## WHAT YOU WILL DO
Select from the records below every line that has the word "SIMATIC" in it.

## Stored data entries
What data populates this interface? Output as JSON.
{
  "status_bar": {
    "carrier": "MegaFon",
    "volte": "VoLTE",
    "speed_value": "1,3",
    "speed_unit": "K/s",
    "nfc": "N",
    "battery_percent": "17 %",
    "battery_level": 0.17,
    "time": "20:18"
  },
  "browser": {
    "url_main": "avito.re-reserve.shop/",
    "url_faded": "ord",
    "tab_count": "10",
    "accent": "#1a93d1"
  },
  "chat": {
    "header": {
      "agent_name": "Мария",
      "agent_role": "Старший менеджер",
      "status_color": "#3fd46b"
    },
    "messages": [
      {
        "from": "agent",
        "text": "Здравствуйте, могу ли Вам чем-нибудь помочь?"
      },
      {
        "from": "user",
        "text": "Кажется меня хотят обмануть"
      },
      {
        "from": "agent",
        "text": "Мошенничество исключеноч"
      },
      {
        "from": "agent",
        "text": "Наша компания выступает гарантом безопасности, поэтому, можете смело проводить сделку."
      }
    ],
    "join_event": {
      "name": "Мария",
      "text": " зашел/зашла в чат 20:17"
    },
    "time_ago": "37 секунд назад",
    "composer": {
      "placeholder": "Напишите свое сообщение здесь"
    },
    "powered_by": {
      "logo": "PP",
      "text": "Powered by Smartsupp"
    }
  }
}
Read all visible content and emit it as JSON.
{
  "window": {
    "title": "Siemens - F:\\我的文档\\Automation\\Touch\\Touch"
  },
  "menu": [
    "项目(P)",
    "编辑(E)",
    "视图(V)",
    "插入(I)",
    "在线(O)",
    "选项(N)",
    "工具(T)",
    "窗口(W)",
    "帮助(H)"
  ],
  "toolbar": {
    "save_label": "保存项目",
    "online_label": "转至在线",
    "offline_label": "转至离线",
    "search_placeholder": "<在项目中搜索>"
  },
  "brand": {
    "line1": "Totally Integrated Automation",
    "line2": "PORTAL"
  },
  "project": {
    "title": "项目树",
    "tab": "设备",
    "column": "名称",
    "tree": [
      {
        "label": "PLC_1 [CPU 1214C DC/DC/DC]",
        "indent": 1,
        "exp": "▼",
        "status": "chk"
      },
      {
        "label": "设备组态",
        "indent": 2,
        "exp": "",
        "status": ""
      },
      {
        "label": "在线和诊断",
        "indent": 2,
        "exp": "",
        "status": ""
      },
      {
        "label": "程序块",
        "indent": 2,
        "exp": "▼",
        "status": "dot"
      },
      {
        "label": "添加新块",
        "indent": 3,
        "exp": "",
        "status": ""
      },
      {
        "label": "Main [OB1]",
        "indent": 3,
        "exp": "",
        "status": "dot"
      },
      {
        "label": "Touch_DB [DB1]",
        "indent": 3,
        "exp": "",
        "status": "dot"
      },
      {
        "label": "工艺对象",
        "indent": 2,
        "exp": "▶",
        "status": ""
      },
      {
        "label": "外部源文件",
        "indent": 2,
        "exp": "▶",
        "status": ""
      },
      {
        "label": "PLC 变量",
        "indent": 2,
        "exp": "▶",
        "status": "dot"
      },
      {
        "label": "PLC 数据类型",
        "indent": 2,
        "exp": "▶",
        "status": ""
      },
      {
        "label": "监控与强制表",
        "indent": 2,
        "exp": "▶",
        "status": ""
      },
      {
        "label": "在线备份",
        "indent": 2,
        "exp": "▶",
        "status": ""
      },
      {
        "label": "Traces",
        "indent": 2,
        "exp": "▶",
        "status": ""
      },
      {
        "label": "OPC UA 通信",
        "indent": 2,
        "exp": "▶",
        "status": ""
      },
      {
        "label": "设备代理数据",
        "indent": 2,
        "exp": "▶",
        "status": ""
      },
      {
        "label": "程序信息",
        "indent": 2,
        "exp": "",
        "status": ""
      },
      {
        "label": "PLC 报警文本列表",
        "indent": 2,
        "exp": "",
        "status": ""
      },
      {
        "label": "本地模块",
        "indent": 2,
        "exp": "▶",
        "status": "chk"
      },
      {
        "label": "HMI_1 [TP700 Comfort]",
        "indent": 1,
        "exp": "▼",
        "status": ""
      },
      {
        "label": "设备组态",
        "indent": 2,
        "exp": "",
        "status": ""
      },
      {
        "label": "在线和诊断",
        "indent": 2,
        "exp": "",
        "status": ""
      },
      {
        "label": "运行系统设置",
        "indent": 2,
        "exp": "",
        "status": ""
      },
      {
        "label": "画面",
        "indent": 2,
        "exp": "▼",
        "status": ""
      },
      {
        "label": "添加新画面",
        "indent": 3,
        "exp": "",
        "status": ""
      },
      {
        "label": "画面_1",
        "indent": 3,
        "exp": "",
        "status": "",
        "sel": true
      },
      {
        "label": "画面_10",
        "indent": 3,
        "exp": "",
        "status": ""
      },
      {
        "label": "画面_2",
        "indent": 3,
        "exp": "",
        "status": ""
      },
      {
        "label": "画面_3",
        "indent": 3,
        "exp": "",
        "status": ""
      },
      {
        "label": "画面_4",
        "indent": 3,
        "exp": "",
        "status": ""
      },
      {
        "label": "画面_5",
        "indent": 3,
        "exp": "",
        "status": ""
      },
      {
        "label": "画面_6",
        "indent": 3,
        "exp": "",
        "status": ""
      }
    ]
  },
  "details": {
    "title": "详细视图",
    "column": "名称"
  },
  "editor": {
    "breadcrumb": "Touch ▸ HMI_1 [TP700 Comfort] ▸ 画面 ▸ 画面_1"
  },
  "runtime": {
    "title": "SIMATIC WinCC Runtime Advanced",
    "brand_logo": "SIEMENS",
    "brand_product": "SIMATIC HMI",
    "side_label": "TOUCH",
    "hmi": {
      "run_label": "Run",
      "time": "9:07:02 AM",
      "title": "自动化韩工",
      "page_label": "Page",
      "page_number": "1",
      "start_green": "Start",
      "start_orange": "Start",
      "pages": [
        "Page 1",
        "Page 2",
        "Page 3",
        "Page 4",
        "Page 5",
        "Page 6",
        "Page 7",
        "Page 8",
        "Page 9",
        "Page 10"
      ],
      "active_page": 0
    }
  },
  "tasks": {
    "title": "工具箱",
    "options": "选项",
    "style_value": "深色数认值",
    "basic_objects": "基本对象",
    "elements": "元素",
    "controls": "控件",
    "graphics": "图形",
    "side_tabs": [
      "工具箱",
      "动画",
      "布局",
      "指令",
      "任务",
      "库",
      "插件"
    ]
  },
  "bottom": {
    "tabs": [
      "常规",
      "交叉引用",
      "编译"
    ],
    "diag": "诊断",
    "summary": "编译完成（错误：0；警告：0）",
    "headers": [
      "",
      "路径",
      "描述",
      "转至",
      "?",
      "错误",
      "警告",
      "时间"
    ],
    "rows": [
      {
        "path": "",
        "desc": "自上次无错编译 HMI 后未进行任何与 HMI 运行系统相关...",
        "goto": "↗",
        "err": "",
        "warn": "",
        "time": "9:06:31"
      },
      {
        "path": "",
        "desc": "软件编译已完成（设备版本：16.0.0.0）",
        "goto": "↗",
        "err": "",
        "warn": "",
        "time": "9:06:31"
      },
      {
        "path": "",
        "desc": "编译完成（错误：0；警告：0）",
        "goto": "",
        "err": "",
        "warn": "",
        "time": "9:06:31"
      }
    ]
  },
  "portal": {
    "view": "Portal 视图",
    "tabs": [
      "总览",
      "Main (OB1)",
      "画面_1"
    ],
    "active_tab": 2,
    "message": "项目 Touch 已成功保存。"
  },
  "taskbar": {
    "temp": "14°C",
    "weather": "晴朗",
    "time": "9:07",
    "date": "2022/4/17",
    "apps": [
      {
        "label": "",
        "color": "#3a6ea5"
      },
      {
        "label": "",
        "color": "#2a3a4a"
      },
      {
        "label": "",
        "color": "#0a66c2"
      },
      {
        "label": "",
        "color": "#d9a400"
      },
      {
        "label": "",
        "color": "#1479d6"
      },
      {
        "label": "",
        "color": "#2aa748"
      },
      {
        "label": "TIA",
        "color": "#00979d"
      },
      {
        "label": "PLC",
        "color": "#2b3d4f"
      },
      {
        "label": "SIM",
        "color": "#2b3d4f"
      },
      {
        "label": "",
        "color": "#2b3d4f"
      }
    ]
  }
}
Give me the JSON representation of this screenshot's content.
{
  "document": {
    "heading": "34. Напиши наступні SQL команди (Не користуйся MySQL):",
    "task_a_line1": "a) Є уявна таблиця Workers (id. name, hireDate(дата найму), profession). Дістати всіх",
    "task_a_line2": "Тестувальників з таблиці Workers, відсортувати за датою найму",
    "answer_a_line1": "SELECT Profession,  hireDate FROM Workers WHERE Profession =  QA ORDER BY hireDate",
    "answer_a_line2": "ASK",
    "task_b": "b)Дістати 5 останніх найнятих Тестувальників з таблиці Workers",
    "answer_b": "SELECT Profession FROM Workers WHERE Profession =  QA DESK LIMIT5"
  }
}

## FULL ANSWER
    "title": "SIMATIC WinCC Runtime Advanced",
    "brand_product": "SIMATIC HMI",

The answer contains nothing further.